> **WHAT YOU NEED TO DO**
Reproduce the listing below word for word, with no pictures.

____

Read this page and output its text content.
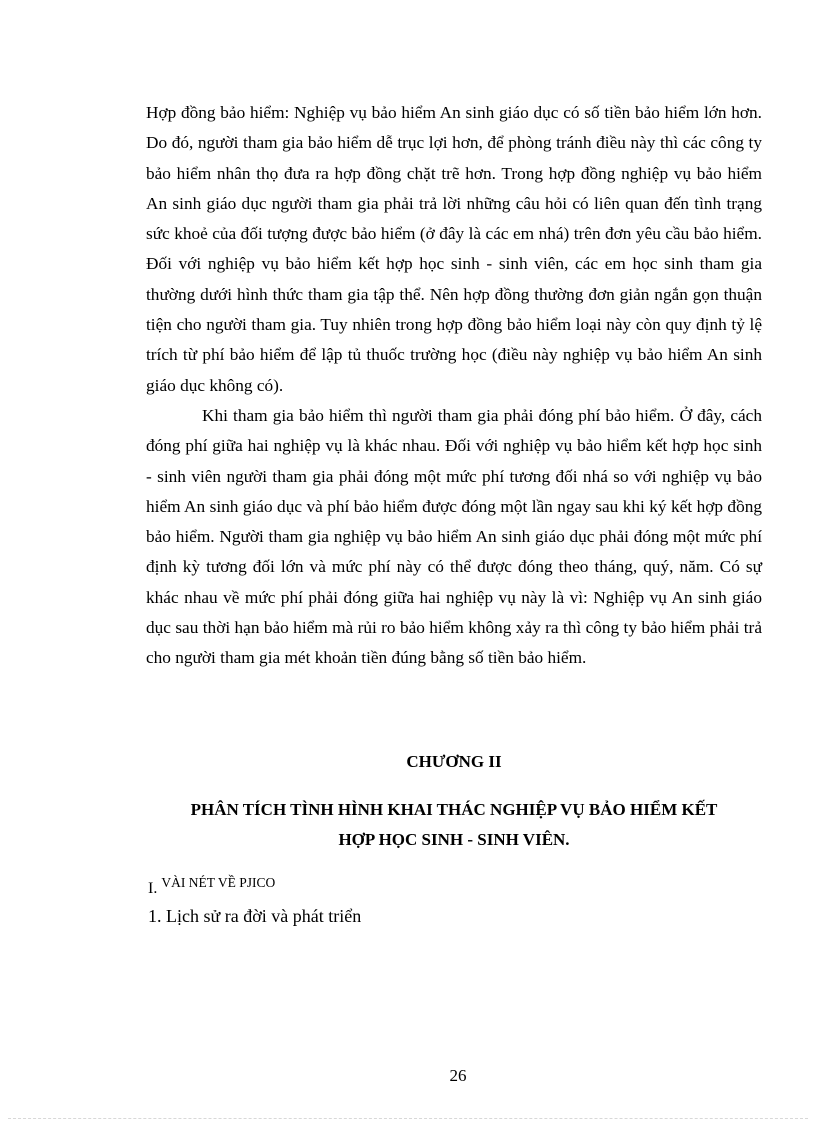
Hợp đồng bảo hiểm: Nghiệp vụ bảo hiểm An sinh giáo dục có số tiền bảo hiểm lớn hơn. Do đó, người tham gia bảo hiểm dễ trục lợi hơn, để phòng tránh điều này thì các công ty bảo hiểm nhân thọ đưa ra hợp đồng chặt trẽ hơn. Trong hợp đồng nghiệp vụ bảo hiểm An sinh giáo dục người tham gia phải trả lời những câu hỏi có liên quan đến tình trạng sức khoẻ của đối tượng được bảo hiểm (ở đây là các em nhá) trên đơn yêu cầu bảo hiểm. Đối với nghiệp vụ bảo hiểm kết hợp học sinh - sinh viên, các em học sinh tham gia thường dưới hình thức tham gia tập thể. Nên hợp đồng thường đơn giản ngắn gọn thuận tiện cho người tham gia. Tuy nhiên trong hợp đồng bảo hiểm loại này còn quy định tỷ lệ trích từ phí bảo hiểm để lập tủ thuốc trường học (điều này nghiệp vụ bảo hiểm An sinh giáo dục không có).

Khi tham gia bảo hiểm thì người tham gia phải đóng phí bảo hiểm. Ở đây, cách đóng phí giữa hai nghiệp vụ là khác nhau. Đối với nghiệp vụ bảo hiểm kết hợp học sinh - sinh viên người tham gia phải đóng một mức phí tương đối nhá so với nghiệp vụ bảo hiểm An sinh giáo dục và phí bảo hiểm được đóng một lần ngay sau khi ký kết hợp đồng bảo hiểm. Người tham gia nghiệp vụ bảo hiểm An sinh giáo dục phải đóng một mức phí định kỳ tương đối lớn và mức phí này có thể được đóng theo tháng, quý, năm. Có sự khác nhau về mức phí phải đóng giữa hai nghiệp vụ này là vì: Nghiệp vụ An sinh giáo dục sau thời hạn bảo hiểm mà rủi ro bảo hiểm không xảy ra thì công ty bảo hiểm phải trả cho người tham gia mét khoản tiền đúng bằng số tiền bảo hiểm.

CHƯƠNG II

PHÂN TÍCH TÌNH HÌNH KHAI THÁC NGHIỆP VỤ BẢO HIỂM KẾT
HỢP HỌC SINH - SINH VIÊN.

I. VÀI NÉT VỀ PJICO

1. Lịch sử ra đời và phát triển

26
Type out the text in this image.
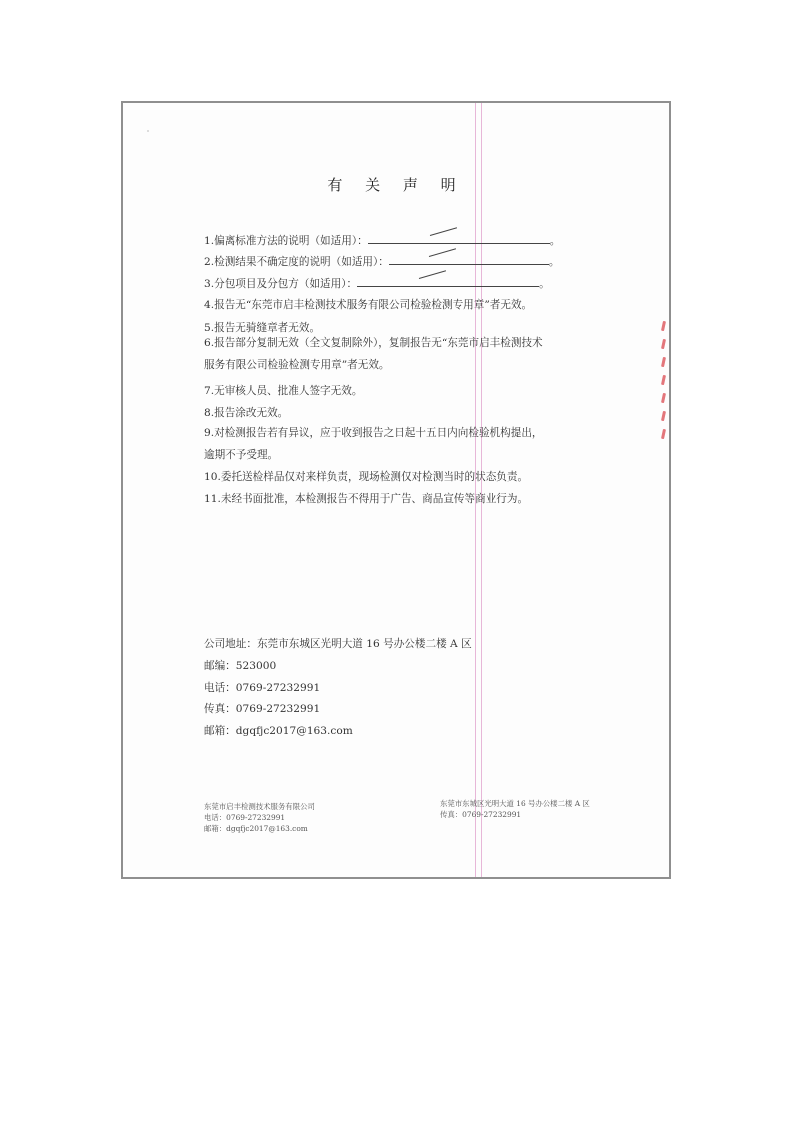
有 关 声 明
1.偏离标准方法的说明（如适用）：	。
2.检测结果不确定度的说明（如适用）：	。
3.分包项目及分包方（如适用）：	。
4.报告无“东莞市启丰检测技术服务有限公司检验检测专用章”者无效。
5.报告无骑缝章者无效。
6.报告部分复制无效（全文复制除外），复制报告无“东莞市启丰检测技术服务有限公司检验检测专用章”者无效。
7.无审核人员、批准人签字无效。
8.报告涂改无效。
9.对检测报告若有异议，应于收到报告之日起十五日内向检验机构提出，逾期不予受理。
10.委托送检样品仅对来样负责，现场检测仅对检测当时的状态负责。
11.未经书面批准，本检测报告不得用于广告、商品宣传等商业行为。
公司地址：东莞市东城区光明大道 16 号办公楼二楼 A 区
邮编：523000
电话：0769-27232991
传真：0769-27232991
邮箱：dgqfjc2017@163.com
东莞市启丰检测技术服务有限公司
电话：0769-27232991
邮箱：dgqfjc2017@163.com
东莞市东城区光明大道 16 号办公楼二楼 A 区
传真：0769-27232991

____

> **ANSWER TO THIS TASK**
Read this page and output its text content.
Hợp đồng bảo hiểm: Nghiệp vụ bảo hiểm An sinh giáo dục có số tiền bảo hiểm lớn hơn. Do đó, người tham gia bảo hiểm dễ trục lợi hơn, để phòng tránh điều này thì các công ty bảo hiểm nhân thọ đưa ra hợp đồng chặt trẽ hơn. Trong hợp đồng nghiệp vụ bảo hiểm An sinh giáo dục người tham gia phải trả lời những câu hỏi có liên quan đến tình trạng sức khoẻ của đối tượng được bảo hiểm (ở đây là các em nhá) trên đơn yêu cầu bảo hiểm. Đối với nghiệp vụ bảo hiểm kết hợp học sinh - sinh viên, các em học sinh tham gia thường dưới hình thức tham gia tập thể. Nên hợp đồng thường đơn giản ngắn gọn thuận tiện cho người tham gia. Tuy nhiên trong hợp đồng bảo hiểm loại này còn quy định tỷ lệ trích từ phí bảo hiểm để lập tủ thuốc trường học (điều này nghiệp vụ bảo hiểm An sinh giáo dục không có).

Khi tham gia bảo hiểm thì người tham gia phải đóng phí bảo hiểm. Ở đây, cách đóng phí giữa hai nghiệp vụ là khác nhau. Đối với nghiệp vụ bảo hiểm kết hợp học sinh - sinh viên người tham gia phải đóng một mức phí tương đối nhá so với nghiệp vụ bảo hiểm An sinh giáo dục và phí bảo hiểm được đóng một lần ngay sau khi ký kết hợp đồng bảo hiểm. Người tham gia nghiệp vụ bảo hiểm An sinh giáo dục phải đóng một mức phí định kỳ tương đối lớn và mức phí này có thể được đóng theo tháng, quý, năm. Có sự khác nhau về mức phí phải đóng giữa hai nghiệp vụ này là vì: Nghiệp vụ An sinh giáo dục sau thời hạn bảo hiểm mà rủi ro bảo hiểm không xảy ra thì công ty bảo hiểm phải trả cho người tham gia mét khoản tiền đúng bằng số tiền bảo hiểm.

CHƯƠNG II

PHÂN TÍCH TÌNH HÌNH KHAI THÁC NGHIỆP VỤ BẢO HIỂM KẾT
HỢP HỌC SINH - SINH VIÊN.

I. VÀI NÉT VỀ PJICO

1. Lịch sử ra đời và phát triển

26
Type out the text in this image.
有 关 声 明
1.偏离标准方法的说明（如适用）：	。
2.检测结果不确定度的说明（如适用）：	。
3.分包项目及分包方（如适用）：	。
4.报告无“东莞市启丰检测技术服务有限公司检验检测专用章”者无效。
5.报告无骑缝章者无效。
6.报告部分复制无效（全文复制除外），复制报告无“东莞市启丰检测技术服务有限公司检验检测专用章”者无效。
7.无审核人员、批准人签字无效。
8.报告涂改无效。
9.对检测报告若有异议，应于收到报告之日起十五日内向检验机构提出，逾期不予受理。
10.委托送检样品仅对来样负责，现场检测仅对检测当时的状态负责。
11.未经书面批准，本检测报告不得用于广告、商品宣传等商业行为。
公司地址：东莞市东城区光明大道 16 号办公楼二楼 A 区
邮编：523000
电话：0769-27232991
传真：0769-27232991
邮箱：dgqfjc2017@163.com
东莞市启丰检测技术服务有限公司
电话：0769-27232991
邮箱：dgqfjc2017@163.com
东莞市东城区光明大道 16 号办公楼二楼 A 区
传真：0769-27232991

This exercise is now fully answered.